GIVEN EXERCISE ▸
Tally the lines with the word "show" and report the number alone.

------ RECORD EXCERPTS ------

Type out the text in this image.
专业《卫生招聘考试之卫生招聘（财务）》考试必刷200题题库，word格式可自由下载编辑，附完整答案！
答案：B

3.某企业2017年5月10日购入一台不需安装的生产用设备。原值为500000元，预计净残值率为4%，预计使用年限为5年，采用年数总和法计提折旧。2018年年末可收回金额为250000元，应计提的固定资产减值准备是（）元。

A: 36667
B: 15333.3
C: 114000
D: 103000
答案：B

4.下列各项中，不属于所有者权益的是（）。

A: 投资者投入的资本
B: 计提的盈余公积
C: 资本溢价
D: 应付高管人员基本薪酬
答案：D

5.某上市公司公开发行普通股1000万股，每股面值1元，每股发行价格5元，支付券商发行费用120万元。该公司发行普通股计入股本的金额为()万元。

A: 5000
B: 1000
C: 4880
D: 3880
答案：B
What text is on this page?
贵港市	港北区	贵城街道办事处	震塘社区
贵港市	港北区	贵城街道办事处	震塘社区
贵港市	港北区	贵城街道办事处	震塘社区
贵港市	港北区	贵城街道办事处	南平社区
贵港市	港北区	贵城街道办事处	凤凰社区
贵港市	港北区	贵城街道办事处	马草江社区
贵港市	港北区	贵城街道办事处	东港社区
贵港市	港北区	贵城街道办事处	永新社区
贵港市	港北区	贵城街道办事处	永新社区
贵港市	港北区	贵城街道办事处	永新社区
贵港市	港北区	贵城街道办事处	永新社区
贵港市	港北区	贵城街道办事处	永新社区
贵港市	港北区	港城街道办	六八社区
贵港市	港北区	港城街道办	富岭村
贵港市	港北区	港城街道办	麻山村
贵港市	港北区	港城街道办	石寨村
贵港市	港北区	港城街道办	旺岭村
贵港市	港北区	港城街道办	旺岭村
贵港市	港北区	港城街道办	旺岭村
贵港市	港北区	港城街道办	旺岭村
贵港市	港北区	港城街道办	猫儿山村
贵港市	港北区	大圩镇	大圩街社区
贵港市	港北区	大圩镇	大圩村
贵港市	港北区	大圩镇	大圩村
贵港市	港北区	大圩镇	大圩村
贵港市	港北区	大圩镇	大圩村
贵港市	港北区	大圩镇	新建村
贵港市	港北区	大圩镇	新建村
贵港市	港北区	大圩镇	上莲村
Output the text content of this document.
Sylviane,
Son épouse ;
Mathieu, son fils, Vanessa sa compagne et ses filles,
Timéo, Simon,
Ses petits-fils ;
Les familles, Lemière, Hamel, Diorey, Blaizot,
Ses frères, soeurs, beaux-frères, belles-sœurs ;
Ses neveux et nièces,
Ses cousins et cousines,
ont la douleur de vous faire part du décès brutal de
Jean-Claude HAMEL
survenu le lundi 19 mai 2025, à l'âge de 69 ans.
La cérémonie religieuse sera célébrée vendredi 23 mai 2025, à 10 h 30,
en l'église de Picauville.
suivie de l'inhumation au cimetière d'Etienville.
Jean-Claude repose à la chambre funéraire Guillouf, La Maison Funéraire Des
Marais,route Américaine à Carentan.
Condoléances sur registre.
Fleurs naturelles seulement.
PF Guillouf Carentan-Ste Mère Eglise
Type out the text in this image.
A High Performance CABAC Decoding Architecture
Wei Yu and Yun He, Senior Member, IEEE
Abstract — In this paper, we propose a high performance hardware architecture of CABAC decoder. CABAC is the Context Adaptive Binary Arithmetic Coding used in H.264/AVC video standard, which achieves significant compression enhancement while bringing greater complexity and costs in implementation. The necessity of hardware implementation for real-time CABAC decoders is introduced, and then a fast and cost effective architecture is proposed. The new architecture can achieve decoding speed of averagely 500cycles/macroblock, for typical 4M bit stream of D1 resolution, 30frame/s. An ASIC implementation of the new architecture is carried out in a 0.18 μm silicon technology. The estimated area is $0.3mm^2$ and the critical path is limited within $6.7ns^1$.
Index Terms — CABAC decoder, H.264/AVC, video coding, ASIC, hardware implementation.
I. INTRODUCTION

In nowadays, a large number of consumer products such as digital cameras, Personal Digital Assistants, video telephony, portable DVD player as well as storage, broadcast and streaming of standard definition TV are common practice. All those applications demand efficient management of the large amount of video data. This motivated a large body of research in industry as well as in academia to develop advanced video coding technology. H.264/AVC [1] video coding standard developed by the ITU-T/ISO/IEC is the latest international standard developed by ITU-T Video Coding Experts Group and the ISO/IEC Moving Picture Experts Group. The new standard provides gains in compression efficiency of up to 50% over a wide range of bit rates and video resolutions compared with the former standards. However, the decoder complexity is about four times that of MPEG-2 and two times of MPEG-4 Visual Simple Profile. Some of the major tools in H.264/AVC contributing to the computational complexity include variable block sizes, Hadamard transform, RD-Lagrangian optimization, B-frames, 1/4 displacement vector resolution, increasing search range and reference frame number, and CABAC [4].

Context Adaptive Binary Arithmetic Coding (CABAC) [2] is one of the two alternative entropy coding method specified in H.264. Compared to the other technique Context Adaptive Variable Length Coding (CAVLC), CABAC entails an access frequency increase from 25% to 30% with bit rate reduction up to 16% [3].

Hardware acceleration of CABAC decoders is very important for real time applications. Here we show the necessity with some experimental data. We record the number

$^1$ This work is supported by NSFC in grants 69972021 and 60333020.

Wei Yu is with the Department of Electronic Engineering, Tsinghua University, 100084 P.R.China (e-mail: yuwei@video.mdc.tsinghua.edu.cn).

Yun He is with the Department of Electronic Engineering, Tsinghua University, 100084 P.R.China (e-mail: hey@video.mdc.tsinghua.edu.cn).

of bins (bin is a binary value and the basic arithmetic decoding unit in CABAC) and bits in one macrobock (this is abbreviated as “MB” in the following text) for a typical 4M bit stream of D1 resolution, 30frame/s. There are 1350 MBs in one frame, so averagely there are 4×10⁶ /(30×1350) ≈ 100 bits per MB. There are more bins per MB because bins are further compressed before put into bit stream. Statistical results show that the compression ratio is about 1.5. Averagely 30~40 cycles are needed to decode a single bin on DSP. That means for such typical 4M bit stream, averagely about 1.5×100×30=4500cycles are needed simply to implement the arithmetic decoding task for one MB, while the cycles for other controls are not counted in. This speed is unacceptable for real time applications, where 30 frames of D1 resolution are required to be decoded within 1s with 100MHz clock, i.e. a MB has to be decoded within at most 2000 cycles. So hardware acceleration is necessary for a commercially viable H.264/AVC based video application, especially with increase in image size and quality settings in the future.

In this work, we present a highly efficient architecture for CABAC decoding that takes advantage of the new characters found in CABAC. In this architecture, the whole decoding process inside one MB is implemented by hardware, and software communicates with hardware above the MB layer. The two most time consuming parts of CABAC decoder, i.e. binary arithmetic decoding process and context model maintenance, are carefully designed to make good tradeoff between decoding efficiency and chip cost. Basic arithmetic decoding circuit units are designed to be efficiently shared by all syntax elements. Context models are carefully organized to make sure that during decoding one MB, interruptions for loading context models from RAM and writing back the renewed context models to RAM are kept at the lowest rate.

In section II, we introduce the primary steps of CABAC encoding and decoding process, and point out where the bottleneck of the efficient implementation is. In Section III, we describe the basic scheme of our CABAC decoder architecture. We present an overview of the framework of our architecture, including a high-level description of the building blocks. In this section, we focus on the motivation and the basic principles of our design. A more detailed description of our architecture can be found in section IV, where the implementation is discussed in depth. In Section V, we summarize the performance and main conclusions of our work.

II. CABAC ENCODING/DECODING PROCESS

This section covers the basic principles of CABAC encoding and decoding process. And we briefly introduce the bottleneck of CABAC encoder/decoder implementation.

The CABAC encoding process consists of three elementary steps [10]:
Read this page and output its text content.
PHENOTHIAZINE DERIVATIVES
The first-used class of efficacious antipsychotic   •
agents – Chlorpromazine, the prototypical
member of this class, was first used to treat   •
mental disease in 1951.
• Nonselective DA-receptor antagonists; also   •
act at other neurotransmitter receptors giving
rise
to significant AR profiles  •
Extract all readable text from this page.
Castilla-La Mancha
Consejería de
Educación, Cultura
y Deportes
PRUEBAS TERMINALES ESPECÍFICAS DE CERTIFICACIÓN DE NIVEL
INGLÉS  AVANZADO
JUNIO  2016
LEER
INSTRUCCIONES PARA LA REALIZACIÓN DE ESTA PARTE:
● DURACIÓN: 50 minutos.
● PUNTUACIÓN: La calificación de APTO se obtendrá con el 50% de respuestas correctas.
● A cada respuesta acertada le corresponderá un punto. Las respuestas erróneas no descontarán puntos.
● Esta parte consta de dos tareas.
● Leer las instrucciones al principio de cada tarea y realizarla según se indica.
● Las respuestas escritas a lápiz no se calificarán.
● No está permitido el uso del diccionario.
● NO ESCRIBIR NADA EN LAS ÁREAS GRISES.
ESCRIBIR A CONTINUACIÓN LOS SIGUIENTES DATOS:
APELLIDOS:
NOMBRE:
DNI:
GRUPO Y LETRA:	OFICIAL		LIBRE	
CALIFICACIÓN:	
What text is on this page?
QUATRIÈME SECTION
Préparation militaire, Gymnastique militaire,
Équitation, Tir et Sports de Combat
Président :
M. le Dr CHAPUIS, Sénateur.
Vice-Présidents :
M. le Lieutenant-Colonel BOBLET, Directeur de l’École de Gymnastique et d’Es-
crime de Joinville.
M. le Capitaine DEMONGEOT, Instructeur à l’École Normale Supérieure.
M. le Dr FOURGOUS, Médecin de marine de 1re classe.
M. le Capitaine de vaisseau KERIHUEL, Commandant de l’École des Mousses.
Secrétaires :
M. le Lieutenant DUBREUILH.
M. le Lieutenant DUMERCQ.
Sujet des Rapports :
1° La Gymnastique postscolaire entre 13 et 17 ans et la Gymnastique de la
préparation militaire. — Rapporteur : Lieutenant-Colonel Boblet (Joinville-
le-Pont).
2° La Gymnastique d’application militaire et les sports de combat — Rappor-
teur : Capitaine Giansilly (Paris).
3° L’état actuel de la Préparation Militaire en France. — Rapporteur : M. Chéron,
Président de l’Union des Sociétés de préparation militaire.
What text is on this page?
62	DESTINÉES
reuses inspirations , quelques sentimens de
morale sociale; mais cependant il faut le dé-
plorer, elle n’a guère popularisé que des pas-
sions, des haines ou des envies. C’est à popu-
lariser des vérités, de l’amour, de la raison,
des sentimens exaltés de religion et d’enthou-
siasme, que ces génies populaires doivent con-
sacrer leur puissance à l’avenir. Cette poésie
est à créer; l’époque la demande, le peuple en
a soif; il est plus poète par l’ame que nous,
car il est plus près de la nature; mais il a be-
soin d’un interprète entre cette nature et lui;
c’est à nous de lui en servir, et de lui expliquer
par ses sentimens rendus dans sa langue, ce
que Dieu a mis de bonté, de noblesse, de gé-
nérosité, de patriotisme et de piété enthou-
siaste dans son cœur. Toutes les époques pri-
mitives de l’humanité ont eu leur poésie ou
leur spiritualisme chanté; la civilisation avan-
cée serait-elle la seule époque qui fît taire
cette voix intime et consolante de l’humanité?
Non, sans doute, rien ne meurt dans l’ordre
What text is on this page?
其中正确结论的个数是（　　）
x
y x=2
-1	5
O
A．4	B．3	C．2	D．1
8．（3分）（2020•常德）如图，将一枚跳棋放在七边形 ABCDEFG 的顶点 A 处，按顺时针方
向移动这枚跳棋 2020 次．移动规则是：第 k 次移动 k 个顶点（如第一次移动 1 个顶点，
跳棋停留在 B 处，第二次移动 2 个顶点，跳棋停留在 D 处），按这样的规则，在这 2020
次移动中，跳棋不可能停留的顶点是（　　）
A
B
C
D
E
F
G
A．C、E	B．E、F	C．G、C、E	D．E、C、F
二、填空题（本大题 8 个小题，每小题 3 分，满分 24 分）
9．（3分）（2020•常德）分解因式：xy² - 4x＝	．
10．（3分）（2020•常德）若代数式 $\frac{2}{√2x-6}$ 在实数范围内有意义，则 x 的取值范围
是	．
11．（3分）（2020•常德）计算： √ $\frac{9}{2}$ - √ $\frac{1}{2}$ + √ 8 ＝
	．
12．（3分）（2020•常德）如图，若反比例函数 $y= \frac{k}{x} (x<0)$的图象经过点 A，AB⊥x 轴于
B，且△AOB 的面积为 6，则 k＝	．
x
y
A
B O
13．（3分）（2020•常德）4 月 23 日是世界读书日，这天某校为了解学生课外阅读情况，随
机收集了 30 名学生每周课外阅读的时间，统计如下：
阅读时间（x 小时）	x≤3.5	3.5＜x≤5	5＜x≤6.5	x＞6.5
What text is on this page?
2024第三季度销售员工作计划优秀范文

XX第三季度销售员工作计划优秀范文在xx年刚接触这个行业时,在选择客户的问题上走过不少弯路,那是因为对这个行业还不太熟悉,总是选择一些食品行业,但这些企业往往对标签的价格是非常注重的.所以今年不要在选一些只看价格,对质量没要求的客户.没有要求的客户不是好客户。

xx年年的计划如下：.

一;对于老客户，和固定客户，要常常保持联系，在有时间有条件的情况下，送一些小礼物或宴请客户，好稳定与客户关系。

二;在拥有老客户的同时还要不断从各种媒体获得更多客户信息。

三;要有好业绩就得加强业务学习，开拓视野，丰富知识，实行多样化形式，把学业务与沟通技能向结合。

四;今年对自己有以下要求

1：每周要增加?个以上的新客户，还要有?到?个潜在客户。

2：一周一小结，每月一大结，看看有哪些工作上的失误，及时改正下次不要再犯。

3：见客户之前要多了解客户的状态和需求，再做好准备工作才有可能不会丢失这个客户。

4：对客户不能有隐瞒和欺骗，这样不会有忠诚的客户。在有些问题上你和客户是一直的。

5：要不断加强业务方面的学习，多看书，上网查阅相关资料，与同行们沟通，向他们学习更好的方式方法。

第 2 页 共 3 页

------

TASK OUTPUT ▸
2